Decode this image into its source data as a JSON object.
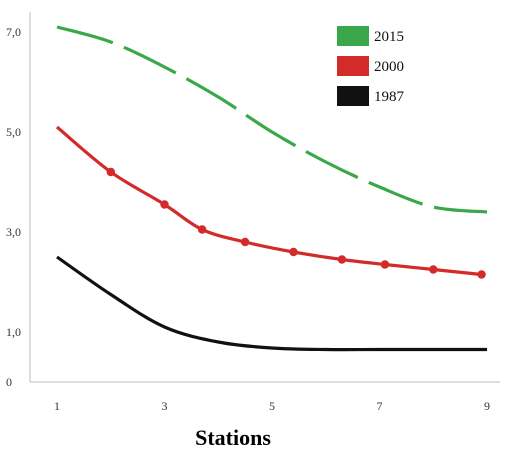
{
  "chart_data": {
    "type": "line",
    "xlabel": "Stations",
    "ylabel": "",
    "title": "",
    "xlim": [
      0.6,
      9.3
    ],
    "ylim": [
      0,
      7.4
    ],
    "x_ticks": [
      "1",
      "3",
      "5",
      "7",
      "9"
    ],
    "y_ticks": [
      "0",
      "1,0",
      "3,0",
      "5,0",
      "7,0"
    ],
    "grid": false,
    "legend_position": "top-right",
    "series": [
      {
        "name": "2015",
        "color": "#3aa84a",
        "line_style": "dashed",
        "markers": false,
        "x": [
          1,
          2,
          3,
          4,
          5,
          6,
          7,
          8,
          9
        ],
        "y": [
          7.1,
          6.8,
          6.3,
          5.7,
          5.0,
          4.4,
          3.9,
          3.5,
          3.4
        ]
      },
      {
        "name": "2000",
        "color": "#d32a2a",
        "line_style": "solid",
        "markers": true,
        "x": [
          1,
          2,
          3,
          3.7,
          4.5,
          5.4,
          6.3,
          7.1,
          8,
          8.9
        ],
        "y": [
          5.1,
          4.2,
          3.55,
          3.05,
          2.8,
          2.6,
          2.45,
          2.35,
          2.25,
          2.15
        ]
      },
      {
        "name": "1987",
        "color": "#111111",
        "line_style": "solid",
        "markers": false,
        "x": [
          1,
          2,
          3,
          4,
          5,
          6,
          7,
          8,
          9
        ],
        "y": [
          2.5,
          1.75,
          1.1,
          0.8,
          0.68,
          0.65,
          0.65,
          0.65,
          0.65
        ]
      }
    ]
  }
}
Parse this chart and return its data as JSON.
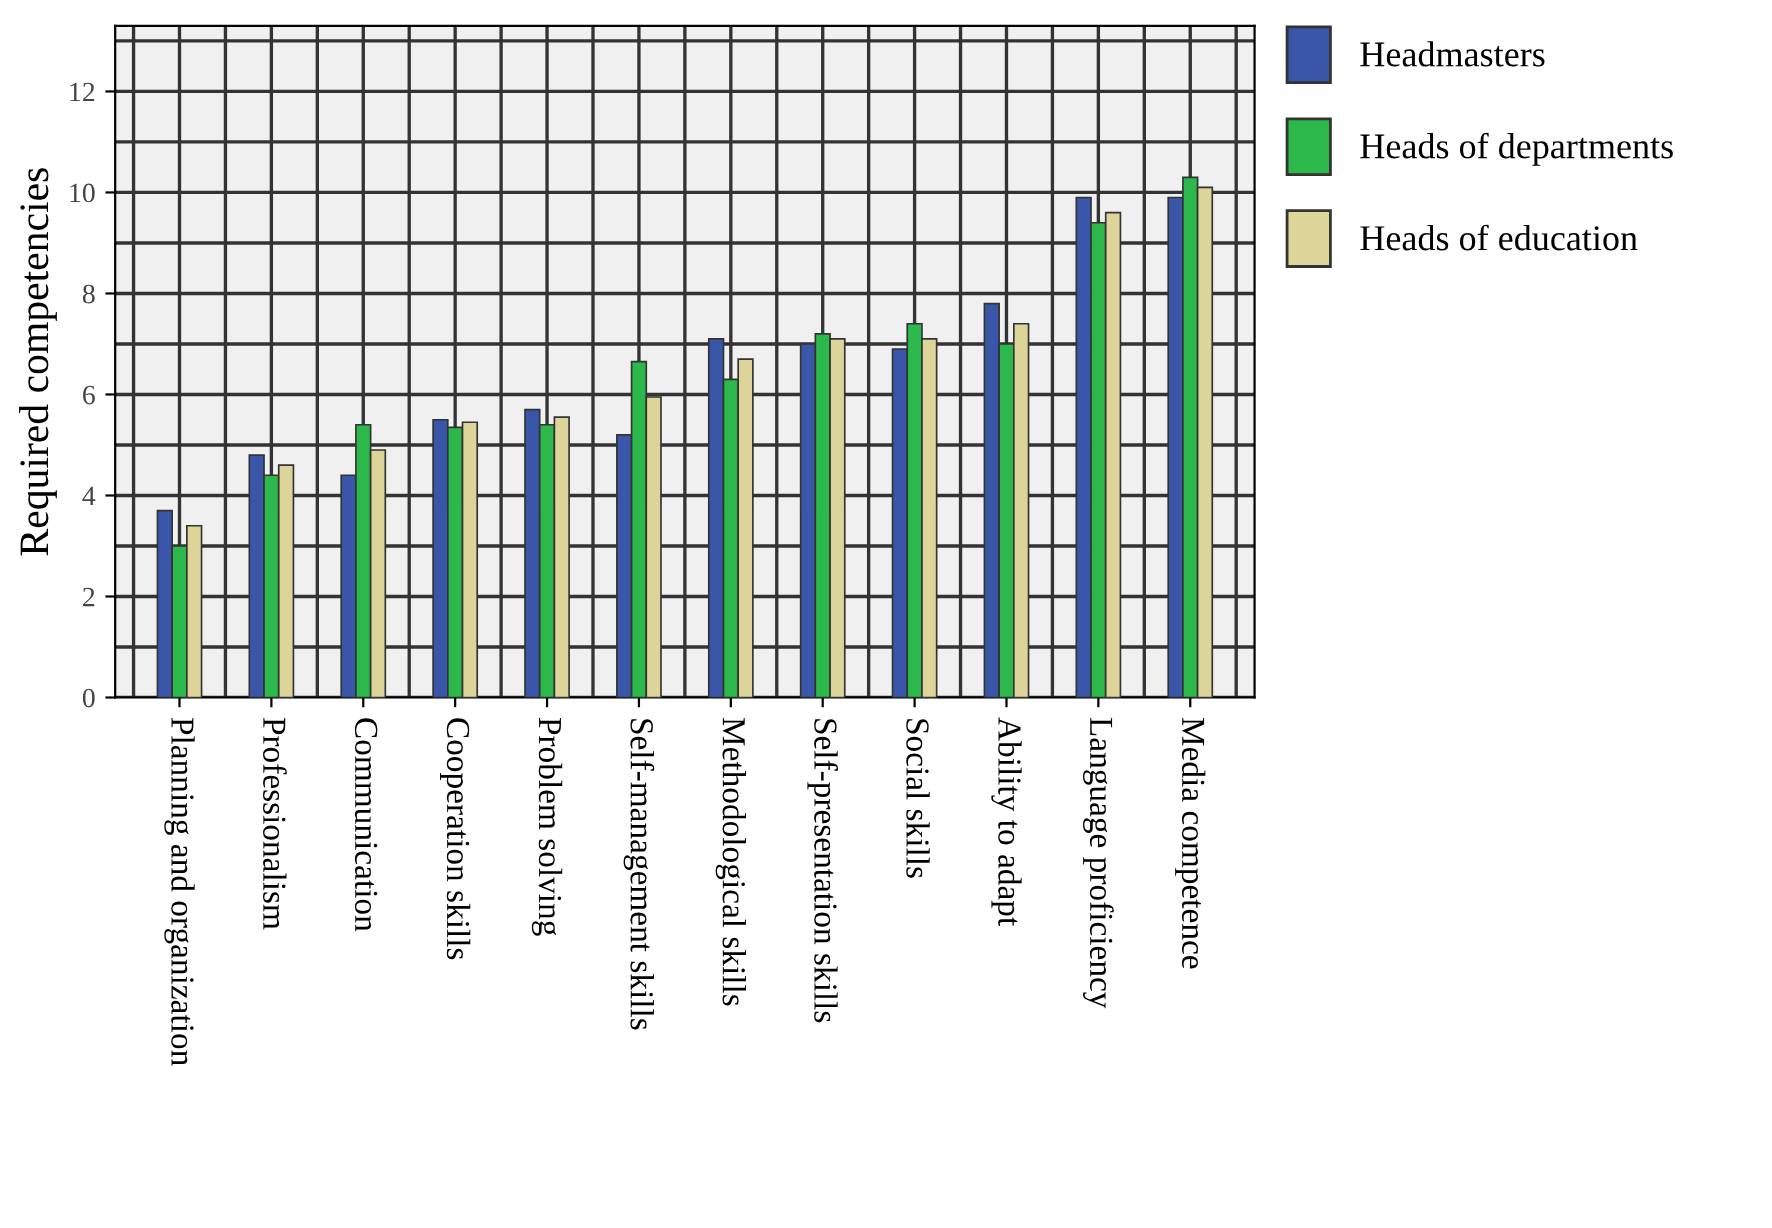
{
  "chart_data": {
    "type": "bar",
    "ylabel": "Required competencies",
    "categories": [
      "Planning and organization",
      "Professionalism",
      "Communication",
      "Cooperation skills",
      "Problem solving",
      "Self-management skills",
      "Methodological skills",
      "Self-presentation skills",
      "Social skills",
      "Ability to adapt",
      "Language proficiency",
      "Media competence"
    ],
    "series": [
      {
        "name": "Headmasters",
        "color": "#3a56a8",
        "values": [
          3.7,
          4.8,
          4.4,
          5.5,
          5.7,
          5.2,
          7.1,
          7.0,
          6.9,
          7.8,
          9.9,
          9.9
        ]
      },
      {
        "name": "Heads of departments",
        "color": "#2db84b",
        "values": [
          3.0,
          4.4,
          5.4,
          5.35,
          5.4,
          6.65,
          6.3,
          7.2,
          7.4,
          7.0,
          9.4,
          10.3
        ]
      },
      {
        "name": "Heads of education",
        "color": "#ddd49a",
        "values": [
          3.4,
          4.6,
          4.9,
          5.45,
          5.55,
          5.95,
          6.7,
          7.1,
          7.1,
          7.4,
          9.6,
          10.1
        ]
      }
    ],
    "ylim": [
      0,
      13.3
    ],
    "yticks": [
      0,
      2,
      4,
      6,
      8,
      10,
      12
    ],
    "grid": true,
    "legend": "right"
  }
}
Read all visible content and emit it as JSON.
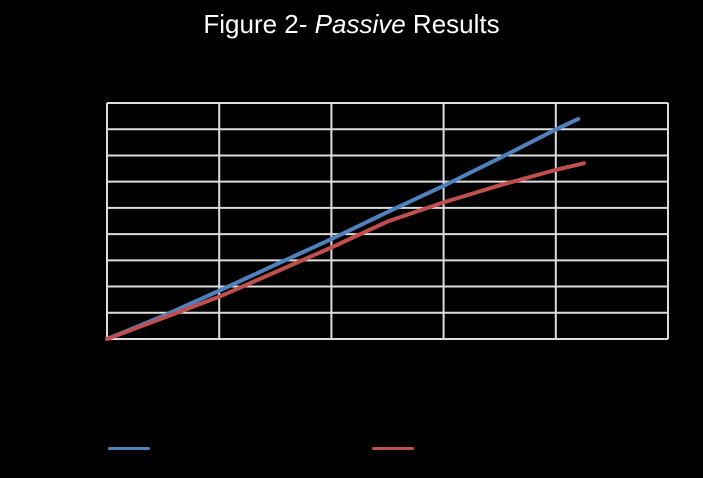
{
  "title": {
    "prefix": "Figure 2- ",
    "italic_word": "Passive",
    "suffix": " Results"
  },
  "colors": {
    "background": "#000000",
    "title_text": "#ffffff",
    "gridline": "#dcdcdc",
    "series_blue": "#4f81bd",
    "series_red": "#c0504d"
  },
  "chart_data": {
    "type": "line",
    "title": "Figure 2- Passive Results",
    "xlabel": "",
    "ylabel": "",
    "axis_tick_labels_visible": false,
    "legend_labels_visible": false,
    "note": "axis tick labels and legend text are not visible (black on black); values estimated in gridline units",
    "xlim": [
      0,
      5
    ],
    "ylim": [
      0,
      9
    ],
    "grid": {
      "visible": true,
      "x_step": 1,
      "y_step": 1
    },
    "legend_position": "bottom",
    "series": [
      {
        "id": "blue-line",
        "color": "#4f81bd",
        "x": [
          0,
          0.5,
          1,
          1.5,
          2,
          2.5,
          3,
          3.5,
          4,
          4.2
        ],
        "y": [
          0,
          0.88,
          1.84,
          2.83,
          3.81,
          4.84,
          5.84,
          6.9,
          7.99,
          8.39
        ]
      },
      {
        "id": "red-line",
        "color": "#c0504d",
        "x": [
          0,
          0.5,
          1,
          1.5,
          2,
          2.5,
          3,
          3.5,
          4,
          4.25
        ],
        "y": [
          0,
          0.8,
          1.61,
          2.55,
          3.49,
          4.48,
          5.21,
          5.86,
          6.45,
          6.7
        ]
      }
    ]
  }
}
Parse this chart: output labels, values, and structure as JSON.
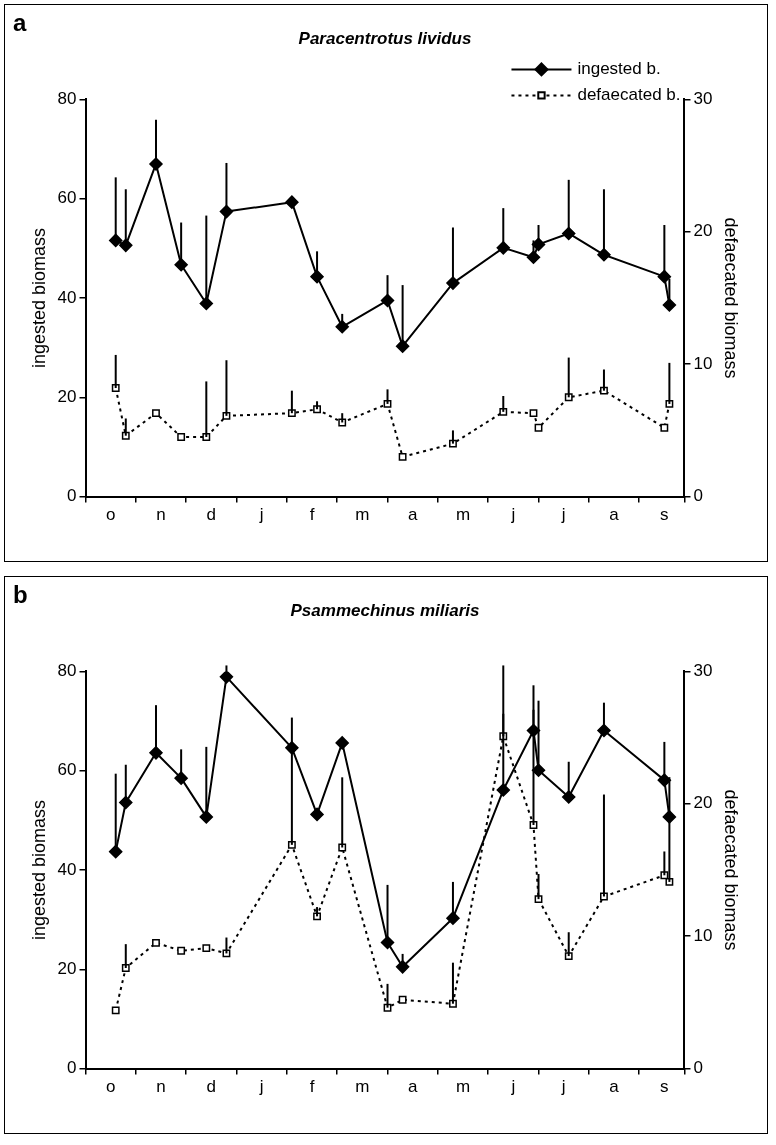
------------------------
:: The exercise ::
In the records above, tally the lines where the word "Heads" appears, and give the number and nothing else.

:: Finished task ::
2